EXTRACTED INFORMATION:
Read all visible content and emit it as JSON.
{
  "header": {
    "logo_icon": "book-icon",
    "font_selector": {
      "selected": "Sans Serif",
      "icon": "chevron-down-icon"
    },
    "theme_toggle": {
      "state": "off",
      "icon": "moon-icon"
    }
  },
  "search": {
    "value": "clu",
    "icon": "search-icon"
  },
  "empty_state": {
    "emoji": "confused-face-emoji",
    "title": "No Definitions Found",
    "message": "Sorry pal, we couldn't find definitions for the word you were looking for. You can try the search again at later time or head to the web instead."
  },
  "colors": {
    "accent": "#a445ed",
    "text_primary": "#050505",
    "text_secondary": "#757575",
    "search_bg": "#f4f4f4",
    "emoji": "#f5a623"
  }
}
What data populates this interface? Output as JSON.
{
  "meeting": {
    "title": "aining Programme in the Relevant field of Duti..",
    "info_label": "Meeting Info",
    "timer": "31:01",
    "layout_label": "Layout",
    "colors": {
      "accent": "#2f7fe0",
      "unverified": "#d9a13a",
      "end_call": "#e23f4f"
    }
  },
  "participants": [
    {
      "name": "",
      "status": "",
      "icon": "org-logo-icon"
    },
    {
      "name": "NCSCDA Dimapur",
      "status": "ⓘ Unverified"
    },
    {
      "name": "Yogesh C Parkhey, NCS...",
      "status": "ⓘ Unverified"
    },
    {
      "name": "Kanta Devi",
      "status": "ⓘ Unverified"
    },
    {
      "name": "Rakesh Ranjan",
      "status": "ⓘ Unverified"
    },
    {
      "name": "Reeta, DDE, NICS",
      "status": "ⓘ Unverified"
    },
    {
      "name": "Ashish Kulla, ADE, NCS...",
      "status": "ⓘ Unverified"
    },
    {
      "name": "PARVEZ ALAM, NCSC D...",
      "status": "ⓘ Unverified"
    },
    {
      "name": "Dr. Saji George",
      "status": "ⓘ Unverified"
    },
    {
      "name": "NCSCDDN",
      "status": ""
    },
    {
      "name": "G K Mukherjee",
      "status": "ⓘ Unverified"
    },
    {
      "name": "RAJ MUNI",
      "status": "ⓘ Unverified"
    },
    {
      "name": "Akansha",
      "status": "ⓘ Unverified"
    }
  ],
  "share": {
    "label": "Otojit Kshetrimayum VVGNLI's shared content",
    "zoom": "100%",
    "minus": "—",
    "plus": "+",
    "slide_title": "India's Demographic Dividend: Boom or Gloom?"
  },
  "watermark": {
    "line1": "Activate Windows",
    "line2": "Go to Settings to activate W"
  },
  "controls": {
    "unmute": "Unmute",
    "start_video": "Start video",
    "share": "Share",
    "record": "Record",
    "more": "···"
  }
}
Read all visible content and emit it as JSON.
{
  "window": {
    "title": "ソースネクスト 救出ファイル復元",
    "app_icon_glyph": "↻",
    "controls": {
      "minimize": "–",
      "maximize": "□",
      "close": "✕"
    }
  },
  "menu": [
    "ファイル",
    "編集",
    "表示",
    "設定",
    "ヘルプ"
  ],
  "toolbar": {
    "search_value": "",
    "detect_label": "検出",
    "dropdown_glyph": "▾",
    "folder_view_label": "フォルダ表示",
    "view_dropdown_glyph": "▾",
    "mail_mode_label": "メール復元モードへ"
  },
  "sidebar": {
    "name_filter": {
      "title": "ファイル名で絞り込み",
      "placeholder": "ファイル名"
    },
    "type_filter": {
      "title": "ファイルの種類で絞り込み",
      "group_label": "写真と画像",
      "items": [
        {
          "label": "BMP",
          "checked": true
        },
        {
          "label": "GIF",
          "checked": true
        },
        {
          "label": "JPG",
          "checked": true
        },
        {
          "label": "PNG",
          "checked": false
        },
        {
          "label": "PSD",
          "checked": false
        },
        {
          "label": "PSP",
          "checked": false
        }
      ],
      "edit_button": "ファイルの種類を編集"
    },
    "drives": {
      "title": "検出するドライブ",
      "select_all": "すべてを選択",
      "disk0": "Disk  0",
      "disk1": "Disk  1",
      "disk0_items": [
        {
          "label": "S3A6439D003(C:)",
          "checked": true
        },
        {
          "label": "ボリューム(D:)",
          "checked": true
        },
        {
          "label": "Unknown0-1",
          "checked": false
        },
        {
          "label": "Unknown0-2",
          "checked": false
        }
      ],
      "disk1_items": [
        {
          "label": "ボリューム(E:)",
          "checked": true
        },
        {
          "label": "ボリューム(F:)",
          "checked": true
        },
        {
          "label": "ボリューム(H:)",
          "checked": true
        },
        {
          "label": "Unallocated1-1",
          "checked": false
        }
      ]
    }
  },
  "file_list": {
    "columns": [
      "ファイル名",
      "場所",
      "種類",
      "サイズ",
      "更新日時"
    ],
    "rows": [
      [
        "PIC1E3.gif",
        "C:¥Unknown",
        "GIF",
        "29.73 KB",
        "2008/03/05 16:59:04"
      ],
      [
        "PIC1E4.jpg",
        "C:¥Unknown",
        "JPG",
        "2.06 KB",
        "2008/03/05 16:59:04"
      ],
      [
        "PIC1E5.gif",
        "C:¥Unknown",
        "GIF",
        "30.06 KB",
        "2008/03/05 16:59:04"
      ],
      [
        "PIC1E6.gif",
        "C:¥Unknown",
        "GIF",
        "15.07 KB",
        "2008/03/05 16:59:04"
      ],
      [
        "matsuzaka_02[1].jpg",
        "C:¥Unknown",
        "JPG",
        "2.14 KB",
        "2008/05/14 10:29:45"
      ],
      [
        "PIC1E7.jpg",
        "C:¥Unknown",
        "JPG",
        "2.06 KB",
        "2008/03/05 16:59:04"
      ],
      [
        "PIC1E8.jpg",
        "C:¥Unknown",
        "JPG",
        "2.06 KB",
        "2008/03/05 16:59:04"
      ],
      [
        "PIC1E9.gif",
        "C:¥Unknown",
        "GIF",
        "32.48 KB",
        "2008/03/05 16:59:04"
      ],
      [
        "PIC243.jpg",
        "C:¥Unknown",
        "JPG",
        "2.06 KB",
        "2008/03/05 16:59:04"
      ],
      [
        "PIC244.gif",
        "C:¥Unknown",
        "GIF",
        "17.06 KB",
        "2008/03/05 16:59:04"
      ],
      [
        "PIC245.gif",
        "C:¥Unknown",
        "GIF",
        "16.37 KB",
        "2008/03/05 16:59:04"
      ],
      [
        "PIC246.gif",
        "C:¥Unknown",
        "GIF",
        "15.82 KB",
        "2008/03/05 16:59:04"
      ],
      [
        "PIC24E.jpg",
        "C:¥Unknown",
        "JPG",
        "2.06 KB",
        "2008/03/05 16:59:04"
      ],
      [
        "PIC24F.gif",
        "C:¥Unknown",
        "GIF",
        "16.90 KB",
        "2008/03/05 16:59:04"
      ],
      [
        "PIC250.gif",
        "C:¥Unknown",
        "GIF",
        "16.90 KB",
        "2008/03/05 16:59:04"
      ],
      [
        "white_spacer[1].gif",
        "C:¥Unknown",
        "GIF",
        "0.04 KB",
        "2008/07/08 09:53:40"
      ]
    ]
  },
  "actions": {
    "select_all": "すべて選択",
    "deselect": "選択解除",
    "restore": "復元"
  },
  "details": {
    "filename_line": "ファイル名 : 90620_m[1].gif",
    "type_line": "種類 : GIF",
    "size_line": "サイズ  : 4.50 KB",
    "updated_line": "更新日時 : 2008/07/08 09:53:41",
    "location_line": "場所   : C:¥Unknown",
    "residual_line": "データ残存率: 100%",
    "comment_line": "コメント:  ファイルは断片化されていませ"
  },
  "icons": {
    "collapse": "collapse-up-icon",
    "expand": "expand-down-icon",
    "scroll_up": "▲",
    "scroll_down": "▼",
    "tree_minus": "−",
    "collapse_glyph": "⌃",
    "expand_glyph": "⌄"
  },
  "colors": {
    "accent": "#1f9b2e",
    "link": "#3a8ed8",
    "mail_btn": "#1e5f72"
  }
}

STATED PROBLEM:
Single out each line of the records above with the string "ボリューム" in it, and copy it.

SOLUTION FOR THIS TASK:
          "label": "ボリューム(D:)",
          "label": "ボリューム(E:)",
          "label": "ボリューム(F:)",
          "label": "ボリューム(H:)",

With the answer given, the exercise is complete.